Output all records precisely as written.

— start The records —

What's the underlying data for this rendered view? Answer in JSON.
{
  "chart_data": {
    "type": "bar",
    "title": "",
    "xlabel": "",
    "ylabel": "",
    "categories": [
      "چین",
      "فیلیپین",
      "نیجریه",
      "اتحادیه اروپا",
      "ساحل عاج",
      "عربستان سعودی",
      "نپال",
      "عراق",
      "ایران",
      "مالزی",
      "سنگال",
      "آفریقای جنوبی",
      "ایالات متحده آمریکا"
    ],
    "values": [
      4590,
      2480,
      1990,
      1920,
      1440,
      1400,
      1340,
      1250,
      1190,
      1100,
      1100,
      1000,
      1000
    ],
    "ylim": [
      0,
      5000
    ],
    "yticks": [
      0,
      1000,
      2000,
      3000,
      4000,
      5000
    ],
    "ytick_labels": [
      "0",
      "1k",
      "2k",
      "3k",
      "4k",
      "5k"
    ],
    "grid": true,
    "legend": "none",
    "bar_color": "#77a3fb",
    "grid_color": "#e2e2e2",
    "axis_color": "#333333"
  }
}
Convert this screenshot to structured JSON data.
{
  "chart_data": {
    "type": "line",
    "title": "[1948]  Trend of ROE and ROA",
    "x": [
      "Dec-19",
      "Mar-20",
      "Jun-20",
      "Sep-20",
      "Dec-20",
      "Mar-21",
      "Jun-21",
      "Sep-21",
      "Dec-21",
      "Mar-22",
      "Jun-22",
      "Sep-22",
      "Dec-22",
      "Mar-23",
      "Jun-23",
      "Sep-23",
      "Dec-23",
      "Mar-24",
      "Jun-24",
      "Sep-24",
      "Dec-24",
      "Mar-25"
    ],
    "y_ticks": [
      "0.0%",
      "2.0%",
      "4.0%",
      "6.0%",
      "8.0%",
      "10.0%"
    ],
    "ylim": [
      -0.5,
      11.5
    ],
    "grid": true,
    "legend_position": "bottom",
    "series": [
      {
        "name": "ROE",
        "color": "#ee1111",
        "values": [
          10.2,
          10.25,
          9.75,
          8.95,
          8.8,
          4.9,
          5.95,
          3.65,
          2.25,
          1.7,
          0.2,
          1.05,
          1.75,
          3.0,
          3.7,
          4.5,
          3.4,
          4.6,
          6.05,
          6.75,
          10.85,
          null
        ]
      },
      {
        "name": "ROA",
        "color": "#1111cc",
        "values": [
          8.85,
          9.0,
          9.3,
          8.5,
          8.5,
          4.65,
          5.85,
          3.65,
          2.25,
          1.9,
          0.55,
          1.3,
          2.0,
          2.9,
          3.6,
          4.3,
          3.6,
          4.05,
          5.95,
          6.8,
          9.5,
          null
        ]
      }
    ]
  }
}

— end The records —

### Task output
What's the underlying data for this rendered view? Answer in JSON.
{
  "chart_data": {
    "type": "bar",
    "title": "",
    "xlabel": "",
    "ylabel": "",
    "categories": [
      "چین",
      "فیلیپین",
      "نیجریه",
      "اتحادیه اروپا",
      "ساحل عاج",
      "عربستان سعودی",
      "نپال",
      "عراق",
      "ایران",
      "مالزی",
      "سنگال",
      "آفریقای جنوبی",
      "ایالات متحده آمریکا"
    ],
    "values": [
      4590,
      2480,
      1990,
      1920,
      1440,
      1400,
      1340,
      1250,
      1190,
      1100,
      1100,
      1000,
      1000
    ],
    "ylim": [
      0,
      5000
    ],
    "yticks": [
      0,
      1000,
      2000,
      3000,
      4000,
      5000
    ],
    "ytick_labels": [
      "0",
      "1k",
      "2k",
      "3k",
      "4k",
      "5k"
    ],
    "grid": true,
    "legend": "none",
    "bar_color": "#77a3fb",
    "grid_color": "#e2e2e2",
    "axis_color": "#333333"
  }
}
Convert this screenshot to structured JSON data.
{
  "chart_data": {
    "type": "line",
    "title": "[1948]  Trend of ROE and ROA",
    "x": [
      "Dec-19",
      "Mar-20",
      "Jun-20",
      "Sep-20",
      "Dec-20",
      "Mar-21",
      "Jun-21",
      "Sep-21",
      "Dec-21",
      "Mar-22",
      "Jun-22",
      "Sep-22",
      "Dec-22",
      "Mar-23",
      "Jun-23",
      "Sep-23",
      "Dec-23",
      "Mar-24",
      "Jun-24",
      "Sep-24",
      "Dec-24",
      "Mar-25"
    ],
    "y_ticks": [
      "0.0%",
      "2.0%",
      "4.0%",
      "6.0%",
      "8.0%",
      "10.0%"
    ],
    "ylim": [
      -0.5,
      11.5
    ],
    "grid": true,
    "legend_position": "bottom",
    "series": [
      {
        "name": "ROE",
        "color": "#ee1111",
        "values": [
          10.2,
          10.25,
          9.75,
          8.95,
          8.8,
          4.9,
          5.95,
          3.65,
          2.25,
          1.7,
          0.2,
          1.05,
          1.75,
          3.0,
          3.7,
          4.5,
          3.4,
          4.6,
          6.05,
          6.75,
          10.85,
          null
        ]
      },
      {
        "name": "ROA",
        "color": "#1111cc",
        "values": [
          8.85,
          9.0,
          9.3,
          8.5,
          8.5,
          4.65,
          5.85,
          3.65,
          2.25,
          1.9,
          0.55,
          1.3,
          2.0,
          2.9,
          3.6,
          4.3,
          3.6,
          4.05,
          5.95,
          6.8,
          9.5,
          null
        ]
      }
    ]
  }
}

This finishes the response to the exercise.